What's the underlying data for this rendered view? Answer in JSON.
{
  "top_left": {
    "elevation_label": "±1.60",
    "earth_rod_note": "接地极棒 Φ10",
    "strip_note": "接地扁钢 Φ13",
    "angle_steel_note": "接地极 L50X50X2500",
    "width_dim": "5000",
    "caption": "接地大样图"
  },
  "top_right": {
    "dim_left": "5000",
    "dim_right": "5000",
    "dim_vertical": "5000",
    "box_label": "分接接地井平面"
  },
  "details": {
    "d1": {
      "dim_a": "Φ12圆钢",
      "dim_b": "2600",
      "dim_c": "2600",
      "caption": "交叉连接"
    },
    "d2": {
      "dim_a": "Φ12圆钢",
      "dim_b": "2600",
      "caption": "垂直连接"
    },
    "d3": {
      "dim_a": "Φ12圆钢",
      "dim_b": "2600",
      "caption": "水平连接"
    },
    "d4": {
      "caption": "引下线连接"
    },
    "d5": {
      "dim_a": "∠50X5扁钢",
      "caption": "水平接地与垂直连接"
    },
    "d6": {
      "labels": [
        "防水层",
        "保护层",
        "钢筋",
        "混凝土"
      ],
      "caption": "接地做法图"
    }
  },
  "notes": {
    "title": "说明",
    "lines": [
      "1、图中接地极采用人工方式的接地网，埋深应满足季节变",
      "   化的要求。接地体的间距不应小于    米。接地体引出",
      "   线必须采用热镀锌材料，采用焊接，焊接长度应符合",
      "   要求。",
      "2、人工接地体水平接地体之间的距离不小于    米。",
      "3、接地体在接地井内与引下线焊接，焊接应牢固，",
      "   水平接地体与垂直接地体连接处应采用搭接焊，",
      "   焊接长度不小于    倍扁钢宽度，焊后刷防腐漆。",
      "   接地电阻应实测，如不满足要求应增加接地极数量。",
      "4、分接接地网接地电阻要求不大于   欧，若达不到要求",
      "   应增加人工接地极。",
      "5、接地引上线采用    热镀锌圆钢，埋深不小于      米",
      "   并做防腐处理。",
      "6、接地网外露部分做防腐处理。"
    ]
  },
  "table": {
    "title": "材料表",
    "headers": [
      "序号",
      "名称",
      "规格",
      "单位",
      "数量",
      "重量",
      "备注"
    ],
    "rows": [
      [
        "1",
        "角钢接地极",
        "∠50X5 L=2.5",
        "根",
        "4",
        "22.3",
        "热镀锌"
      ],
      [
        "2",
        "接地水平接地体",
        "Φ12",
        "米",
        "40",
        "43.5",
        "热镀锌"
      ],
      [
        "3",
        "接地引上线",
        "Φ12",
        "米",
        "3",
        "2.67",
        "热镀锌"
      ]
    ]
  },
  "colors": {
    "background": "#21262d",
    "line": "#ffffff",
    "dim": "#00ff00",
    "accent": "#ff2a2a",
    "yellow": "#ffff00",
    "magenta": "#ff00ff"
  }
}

Description of the task: Transcribe each record exactly. Leave nothing out.

Output of the task:
What's the underlying data for this rendered view? Answer in JSON.
{
  "top_left": {
    "elevation_label": "±1.60",
    "earth_rod_note": "接地极棒 Φ10",
    "strip_note": "接地扁钢 Φ13",
    "angle_steel_note": "接地极 L50X50X2500",
    "width_dim": "5000",
    "caption": "接地大样图"
  },
  "top_right": {
    "dim_left": "5000",
    "dim_right": "5000",
    "dim_vertical": "5000",
    "box_label": "分接接地井平面"
  },
  "details": {
    "d1": {
      "dim_a": "Φ12圆钢",
      "dim_b": "2600",
      "dim_c": "2600",
      "caption": "交叉连接"
    },
    "d2": {
      "dim_a": "Φ12圆钢",
      "dim_b": "2600",
      "caption": "垂直连接"
    },
    "d3": {
      "dim_a": "Φ12圆钢",
      "dim_b": "2600",
      "caption": "水平连接"
    },
    "d4": {
      "caption": "引下线连接"
    },
    "d5": {
      "dim_a": "∠50X5扁钢",
      "caption": "水平接地与垂直连接"
    },
    "d6": {
      "labels": [
        "防水层",
        "保护层",
        "钢筋",
        "混凝土"
      ],
      "caption": "接地做法图"
    }
  },
  "notes": {
    "title": "说明",
    "lines": [
      "1、图中接地极采用人工方式的接地网，埋深应满足季节变",
      "   化的要求。接地体的间距不应小于    米。接地体引出",
      "   线必须采用热镀锌材料，采用焊接，焊接长度应符合",
      "   要求。",
      "2、人工接地体水平接地体之间的距离不小于    米。",
      "3、接地体在接地井内与引下线焊接，焊接应牢固，",
      "   水平接地体与垂直接地体连接处应采用搭接焊，",
      "   焊接长度不小于    倍扁钢宽度，焊后刷防腐漆。",
      "   接地电阻应实测，如不满足要求应增加接地极数量。",
      "4、分接接地网接地电阻要求不大于   欧，若达不到要求",
      "   应增加人工接地极。",
      "5、接地引上线采用    热镀锌圆钢，埋深不小于      米",
      "   并做防腐处理。",
      "6、接地网外露部分做防腐处理。"
    ]
  },
  "table": {
    "title": "材料表",
    "headers": [
      "序号",
      "名称",
      "规格",
      "单位",
      "数量",
      "重量",
      "备注"
    ],
    "rows": [
      [
        "1",
        "角钢接地极",
        "∠50X5 L=2.5",
        "根",
        "4",
        "22.3",
        "热镀锌"
      ],
      [
        "2",
        "接地水平接地体",
        "Φ12",
        "米",
        "40",
        "43.5",
        "热镀锌"
      ],
      [
        "3",
        "接地引上线",
        "Φ12",
        "米",
        "3",
        "2.67",
        "热镀锌"
      ]
    ]
  },
  "colors": {
    "background": "#21262d",
    "line": "#ffffff",
    "dim": "#00ff00",
    "accent": "#ff2a2a",
    "yellow": "#ffff00",
    "magenta": "#ff00ff"
  }
}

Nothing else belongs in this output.